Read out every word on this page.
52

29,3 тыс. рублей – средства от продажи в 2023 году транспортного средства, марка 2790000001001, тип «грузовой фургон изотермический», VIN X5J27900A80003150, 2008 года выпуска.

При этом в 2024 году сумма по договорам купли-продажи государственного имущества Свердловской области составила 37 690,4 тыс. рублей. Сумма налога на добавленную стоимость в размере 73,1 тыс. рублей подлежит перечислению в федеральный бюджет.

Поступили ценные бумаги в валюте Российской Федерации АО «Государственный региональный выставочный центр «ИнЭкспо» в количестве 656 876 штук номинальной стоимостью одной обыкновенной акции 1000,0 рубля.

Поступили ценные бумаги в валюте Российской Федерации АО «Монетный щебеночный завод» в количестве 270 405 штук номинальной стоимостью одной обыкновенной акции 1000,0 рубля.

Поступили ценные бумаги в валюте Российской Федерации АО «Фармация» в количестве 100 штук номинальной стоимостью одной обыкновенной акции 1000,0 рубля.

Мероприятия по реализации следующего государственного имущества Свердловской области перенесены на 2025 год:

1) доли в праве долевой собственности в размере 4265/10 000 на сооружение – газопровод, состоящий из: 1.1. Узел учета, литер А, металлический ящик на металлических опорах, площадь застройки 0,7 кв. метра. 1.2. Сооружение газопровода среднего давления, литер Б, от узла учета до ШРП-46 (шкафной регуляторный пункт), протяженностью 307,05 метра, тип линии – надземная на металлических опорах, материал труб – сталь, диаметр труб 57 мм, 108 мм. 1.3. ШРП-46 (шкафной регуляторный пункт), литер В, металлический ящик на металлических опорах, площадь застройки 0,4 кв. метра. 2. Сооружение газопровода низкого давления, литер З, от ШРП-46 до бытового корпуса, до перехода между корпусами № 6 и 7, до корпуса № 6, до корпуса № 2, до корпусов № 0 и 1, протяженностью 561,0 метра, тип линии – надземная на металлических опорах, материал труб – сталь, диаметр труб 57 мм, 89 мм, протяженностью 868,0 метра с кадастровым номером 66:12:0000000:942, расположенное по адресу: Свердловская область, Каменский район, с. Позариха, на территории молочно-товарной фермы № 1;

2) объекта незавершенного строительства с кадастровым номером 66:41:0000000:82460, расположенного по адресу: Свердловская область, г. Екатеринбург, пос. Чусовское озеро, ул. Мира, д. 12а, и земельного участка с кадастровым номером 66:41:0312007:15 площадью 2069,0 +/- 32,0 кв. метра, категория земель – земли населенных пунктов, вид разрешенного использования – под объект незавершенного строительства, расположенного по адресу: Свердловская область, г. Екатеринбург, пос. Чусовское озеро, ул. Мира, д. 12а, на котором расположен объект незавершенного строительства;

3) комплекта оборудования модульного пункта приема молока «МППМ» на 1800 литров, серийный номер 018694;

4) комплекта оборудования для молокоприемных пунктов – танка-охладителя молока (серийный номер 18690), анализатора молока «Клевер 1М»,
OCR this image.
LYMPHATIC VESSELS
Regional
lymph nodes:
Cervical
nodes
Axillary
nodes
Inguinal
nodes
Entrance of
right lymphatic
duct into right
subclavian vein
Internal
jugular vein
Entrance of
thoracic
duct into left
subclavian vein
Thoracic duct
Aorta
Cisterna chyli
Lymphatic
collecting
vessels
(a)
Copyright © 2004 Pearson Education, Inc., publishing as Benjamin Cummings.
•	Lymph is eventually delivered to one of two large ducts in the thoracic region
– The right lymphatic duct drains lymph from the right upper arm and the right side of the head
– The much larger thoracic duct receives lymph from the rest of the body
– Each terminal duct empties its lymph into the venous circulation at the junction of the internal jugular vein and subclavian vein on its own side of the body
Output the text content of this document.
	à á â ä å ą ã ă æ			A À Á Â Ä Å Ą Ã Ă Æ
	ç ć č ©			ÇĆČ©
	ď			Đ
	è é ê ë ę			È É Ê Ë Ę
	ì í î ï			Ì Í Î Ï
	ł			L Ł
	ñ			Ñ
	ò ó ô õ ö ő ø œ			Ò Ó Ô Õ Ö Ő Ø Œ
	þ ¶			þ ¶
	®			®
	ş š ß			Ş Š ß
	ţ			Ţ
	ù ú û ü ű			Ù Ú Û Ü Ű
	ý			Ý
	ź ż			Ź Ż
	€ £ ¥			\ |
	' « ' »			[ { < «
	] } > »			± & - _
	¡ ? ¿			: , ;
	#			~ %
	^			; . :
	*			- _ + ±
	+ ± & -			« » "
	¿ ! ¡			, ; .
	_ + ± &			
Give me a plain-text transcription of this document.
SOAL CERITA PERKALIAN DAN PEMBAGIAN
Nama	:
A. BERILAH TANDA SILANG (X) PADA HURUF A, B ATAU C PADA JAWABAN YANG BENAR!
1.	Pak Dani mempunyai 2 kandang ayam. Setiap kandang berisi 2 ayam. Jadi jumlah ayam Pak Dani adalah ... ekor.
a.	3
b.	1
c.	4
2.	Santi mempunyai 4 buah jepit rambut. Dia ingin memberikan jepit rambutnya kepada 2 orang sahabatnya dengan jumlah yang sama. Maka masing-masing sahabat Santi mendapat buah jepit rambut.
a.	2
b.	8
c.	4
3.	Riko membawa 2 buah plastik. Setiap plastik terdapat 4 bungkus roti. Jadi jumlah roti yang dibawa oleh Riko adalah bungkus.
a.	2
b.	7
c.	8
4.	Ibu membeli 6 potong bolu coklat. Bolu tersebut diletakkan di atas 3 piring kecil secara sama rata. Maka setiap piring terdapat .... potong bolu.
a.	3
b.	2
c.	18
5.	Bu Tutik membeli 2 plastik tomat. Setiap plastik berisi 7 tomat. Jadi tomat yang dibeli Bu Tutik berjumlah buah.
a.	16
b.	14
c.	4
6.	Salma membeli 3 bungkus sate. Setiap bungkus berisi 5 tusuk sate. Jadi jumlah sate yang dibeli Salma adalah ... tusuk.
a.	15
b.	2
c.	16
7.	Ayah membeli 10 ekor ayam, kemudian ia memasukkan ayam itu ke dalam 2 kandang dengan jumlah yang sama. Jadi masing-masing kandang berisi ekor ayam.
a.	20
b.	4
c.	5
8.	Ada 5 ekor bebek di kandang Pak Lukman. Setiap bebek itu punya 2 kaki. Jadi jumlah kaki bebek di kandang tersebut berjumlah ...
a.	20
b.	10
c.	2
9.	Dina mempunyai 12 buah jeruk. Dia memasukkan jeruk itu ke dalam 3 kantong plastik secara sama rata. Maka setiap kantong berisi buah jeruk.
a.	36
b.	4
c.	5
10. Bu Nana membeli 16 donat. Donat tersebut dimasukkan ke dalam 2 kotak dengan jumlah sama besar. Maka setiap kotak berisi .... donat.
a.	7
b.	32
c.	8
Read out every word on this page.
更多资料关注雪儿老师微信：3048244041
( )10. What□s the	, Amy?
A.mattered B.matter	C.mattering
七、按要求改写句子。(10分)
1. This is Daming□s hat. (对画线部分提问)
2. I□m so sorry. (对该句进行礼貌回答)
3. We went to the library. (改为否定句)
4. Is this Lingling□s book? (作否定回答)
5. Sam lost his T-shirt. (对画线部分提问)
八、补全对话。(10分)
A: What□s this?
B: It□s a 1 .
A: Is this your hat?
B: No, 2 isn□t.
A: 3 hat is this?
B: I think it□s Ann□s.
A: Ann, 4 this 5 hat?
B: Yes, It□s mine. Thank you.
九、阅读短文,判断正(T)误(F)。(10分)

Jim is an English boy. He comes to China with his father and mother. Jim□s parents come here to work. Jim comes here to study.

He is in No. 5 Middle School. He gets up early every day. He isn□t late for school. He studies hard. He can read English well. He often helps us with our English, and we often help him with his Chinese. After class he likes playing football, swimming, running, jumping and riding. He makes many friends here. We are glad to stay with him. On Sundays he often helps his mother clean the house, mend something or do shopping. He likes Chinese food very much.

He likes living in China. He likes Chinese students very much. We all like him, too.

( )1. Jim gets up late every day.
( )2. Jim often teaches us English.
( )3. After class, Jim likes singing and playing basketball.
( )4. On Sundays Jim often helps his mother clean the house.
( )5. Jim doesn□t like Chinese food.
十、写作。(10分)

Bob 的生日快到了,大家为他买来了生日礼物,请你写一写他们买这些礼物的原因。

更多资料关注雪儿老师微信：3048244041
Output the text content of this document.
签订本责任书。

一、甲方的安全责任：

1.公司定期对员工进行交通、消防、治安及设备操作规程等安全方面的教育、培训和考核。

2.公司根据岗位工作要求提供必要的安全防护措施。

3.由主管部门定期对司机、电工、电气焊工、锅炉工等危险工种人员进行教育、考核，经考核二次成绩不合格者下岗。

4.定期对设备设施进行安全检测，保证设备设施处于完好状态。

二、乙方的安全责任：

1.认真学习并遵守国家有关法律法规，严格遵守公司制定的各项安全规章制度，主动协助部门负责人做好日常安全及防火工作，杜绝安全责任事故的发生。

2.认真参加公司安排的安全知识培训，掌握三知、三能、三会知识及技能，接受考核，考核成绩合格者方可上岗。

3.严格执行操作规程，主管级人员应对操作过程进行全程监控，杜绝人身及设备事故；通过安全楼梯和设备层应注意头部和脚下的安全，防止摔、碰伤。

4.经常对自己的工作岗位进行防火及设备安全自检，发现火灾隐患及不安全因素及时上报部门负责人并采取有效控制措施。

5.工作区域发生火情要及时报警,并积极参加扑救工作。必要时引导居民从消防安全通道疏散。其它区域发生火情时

* * *

• **Stated task**
Within the listing, how many lines hold the word "secara"? Only the number is to be given.

• **Exercise response**
2